# [Task details]
Take the entries below and reproduce them word for word.

# [Supplied records]
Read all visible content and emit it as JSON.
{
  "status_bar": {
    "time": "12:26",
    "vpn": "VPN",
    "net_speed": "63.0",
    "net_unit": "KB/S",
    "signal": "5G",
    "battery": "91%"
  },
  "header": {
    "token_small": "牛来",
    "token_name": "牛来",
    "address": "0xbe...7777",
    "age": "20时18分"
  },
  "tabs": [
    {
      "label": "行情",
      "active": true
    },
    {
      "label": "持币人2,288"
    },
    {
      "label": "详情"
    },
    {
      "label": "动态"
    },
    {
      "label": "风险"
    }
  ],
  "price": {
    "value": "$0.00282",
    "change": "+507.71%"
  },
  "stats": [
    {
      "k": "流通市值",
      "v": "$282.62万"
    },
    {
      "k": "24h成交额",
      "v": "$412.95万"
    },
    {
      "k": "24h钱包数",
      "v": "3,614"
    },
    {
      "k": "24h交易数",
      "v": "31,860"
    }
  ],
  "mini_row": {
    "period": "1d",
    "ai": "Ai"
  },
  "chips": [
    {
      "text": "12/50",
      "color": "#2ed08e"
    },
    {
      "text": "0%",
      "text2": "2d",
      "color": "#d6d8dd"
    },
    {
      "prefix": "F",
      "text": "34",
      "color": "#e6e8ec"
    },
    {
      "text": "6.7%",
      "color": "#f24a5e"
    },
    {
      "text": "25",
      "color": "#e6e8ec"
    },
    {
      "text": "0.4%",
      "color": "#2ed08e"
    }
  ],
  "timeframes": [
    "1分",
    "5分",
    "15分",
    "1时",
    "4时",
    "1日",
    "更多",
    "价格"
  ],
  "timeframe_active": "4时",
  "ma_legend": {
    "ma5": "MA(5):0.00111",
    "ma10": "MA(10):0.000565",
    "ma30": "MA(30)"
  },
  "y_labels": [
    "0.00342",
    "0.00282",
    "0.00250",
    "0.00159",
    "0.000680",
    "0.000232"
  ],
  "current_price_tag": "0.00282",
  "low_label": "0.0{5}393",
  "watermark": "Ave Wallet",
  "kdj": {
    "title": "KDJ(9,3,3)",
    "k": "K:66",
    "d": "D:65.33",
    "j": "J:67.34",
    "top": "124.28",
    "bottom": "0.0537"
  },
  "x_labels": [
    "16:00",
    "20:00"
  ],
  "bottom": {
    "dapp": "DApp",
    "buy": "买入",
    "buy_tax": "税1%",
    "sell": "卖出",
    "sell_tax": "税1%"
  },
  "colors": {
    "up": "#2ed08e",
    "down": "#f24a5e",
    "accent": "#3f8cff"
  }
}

# [The solution]
Read all visible content and emit it as JSON.
{
  "status_bar": {
    "time": "12:26",
    "vpn": "VPN",
    "net_speed": "63.0",
    "net_unit": "KB/S",
    "signal": "5G",
    "battery": "91%"
  },
  "header": {
    "token_small": "牛来",
    "token_name": "牛来",
    "address": "0xbe...7777",
    "age": "20时18分"
  },
  "tabs": [
    {
      "label": "行情",
      "active": true
    },
    {
      "label": "持币人2,288"
    },
    {
      "label": "详情"
    },
    {
      "label": "动态"
    },
    {
      "label": "风险"
    }
  ],
  "price": {
    "value": "$0.00282",
    "change": "+507.71%"
  },
  "stats": [
    {
      "k": "流通市值",
      "v": "$282.62万"
    },
    {
      "k": "24h成交额",
      "v": "$412.95万"
    },
    {
      "k": "24h钱包数",
      "v": "3,614"
    },
    {
      "k": "24h交易数",
      "v": "31,860"
    }
  ],
  "mini_row": {
    "period": "1d",
    "ai": "Ai"
  },
  "chips": [
    {
      "text": "12/50",
      "color": "#2ed08e"
    },
    {
      "text": "0%",
      "text2": "2d",
      "color": "#d6d8dd"
    },
    {
      "prefix": "F",
      "text": "34",
      "color": "#e6e8ec"
    },
    {
      "text": "6.7%",
      "color": "#f24a5e"
    },
    {
      "text": "25",
      "color": "#e6e8ec"
    },
    {
      "text": "0.4%",
      "color": "#2ed08e"
    }
  ],
  "timeframes": [
    "1分",
    "5分",
    "15分",
    "1时",
    "4时",
    "1日",
    "更多",
    "价格"
  ],
  "timeframe_active": "4时",
  "ma_legend": {
    "ma5": "MA(5):0.00111",
    "ma10": "MA(10):0.000565",
    "ma30": "MA(30)"
  },
  "y_labels": [
    "0.00342",
    "0.00282",
    "0.00250",
    "0.00159",
    "0.000680",
    "0.000232"
  ],
  "current_price_tag": "0.00282",
  "low_label": "0.0{5}393",
  "watermark": "Ave Wallet",
  "kdj": {
    "title": "KDJ(9,3,3)",
    "k": "K:66",
    "d": "D:65.33",
    "j": "J:67.34",
    "top": "124.28",
    "bottom": "0.0537"
  },
  "x_labels": [
    "16:00",
    "20:00"
  ],
  "bottom": {
    "dapp": "DApp",
    "buy": "买入",
    "buy_tax": "税1%",
    "sell": "卖出",
    "sell_tax": "税1%"
  },
  "colors": {
    "up": "#2ed08e",
    "down": "#f24a5e",
    "accent": "#3f8cff"
  }
}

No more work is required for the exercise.